> **Given data**
==============================
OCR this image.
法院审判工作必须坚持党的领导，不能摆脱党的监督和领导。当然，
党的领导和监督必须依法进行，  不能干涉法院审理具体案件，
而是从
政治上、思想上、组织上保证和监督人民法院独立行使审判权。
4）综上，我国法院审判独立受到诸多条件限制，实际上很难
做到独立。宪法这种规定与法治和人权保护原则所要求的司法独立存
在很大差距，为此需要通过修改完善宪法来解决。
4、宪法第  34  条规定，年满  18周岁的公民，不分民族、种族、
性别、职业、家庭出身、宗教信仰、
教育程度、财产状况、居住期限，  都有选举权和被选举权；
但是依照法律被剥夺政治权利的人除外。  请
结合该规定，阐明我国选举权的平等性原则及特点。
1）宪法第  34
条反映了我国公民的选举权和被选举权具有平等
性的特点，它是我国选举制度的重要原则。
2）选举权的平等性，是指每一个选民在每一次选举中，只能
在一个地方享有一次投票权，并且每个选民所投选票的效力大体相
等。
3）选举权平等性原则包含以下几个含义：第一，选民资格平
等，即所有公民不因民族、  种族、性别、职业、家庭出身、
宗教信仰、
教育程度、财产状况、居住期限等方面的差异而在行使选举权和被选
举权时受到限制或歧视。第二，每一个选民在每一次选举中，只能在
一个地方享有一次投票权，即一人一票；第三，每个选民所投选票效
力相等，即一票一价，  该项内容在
==============================
> **Objective**
Restate the data above word for word, please.

> **Response**
OCR this image.
法院审判工作必须坚持党的领导，不能摆脱党的监督和领导。当然，
党的领导和监督必须依法进行，  不能干涉法院审理具体案件，
而是从
政治上、思想上、组织上保证和监督人民法院独立行使审判权。
4）综上，我国法院审判独立受到诸多条件限制，实际上很难
做到独立。宪法这种规定与法治和人权保护原则所要求的司法独立存
在很大差距，为此需要通过修改完善宪法来解决。
4、宪法第  34  条规定，年满  18周岁的公民，不分民族、种族、
性别、职业、家庭出身、宗教信仰、
教育程度、财产状况、居住期限，  都有选举权和被选举权；
但是依照法律被剥夺政治权利的人除外。  请
结合该规定，阐明我国选举权的平等性原则及特点。
1）宪法第  34
条反映了我国公民的选举权和被选举权具有平等
性的特点，它是我国选举制度的重要原则。
2）选举权的平等性，是指每一个选民在每一次选举中，只能
在一个地方享有一次投票权，并且每个选民所投选票的效力大体相
等。
3）选举权平等性原则包含以下几个含义：第一，选民资格平
等，即所有公民不因民族、  种族、性别、职业、家庭出身、
宗教信仰、
教育程度、财产状况、居住期限等方面的差异而在行使选举权和被选
举权时受到限制或歧视。第二，每一个选民在每一次选举中，只能在
一个地方享有一次投票权，即一人一票；第三，每个选民所投选票效
力相等，即一票一价，  该项内容在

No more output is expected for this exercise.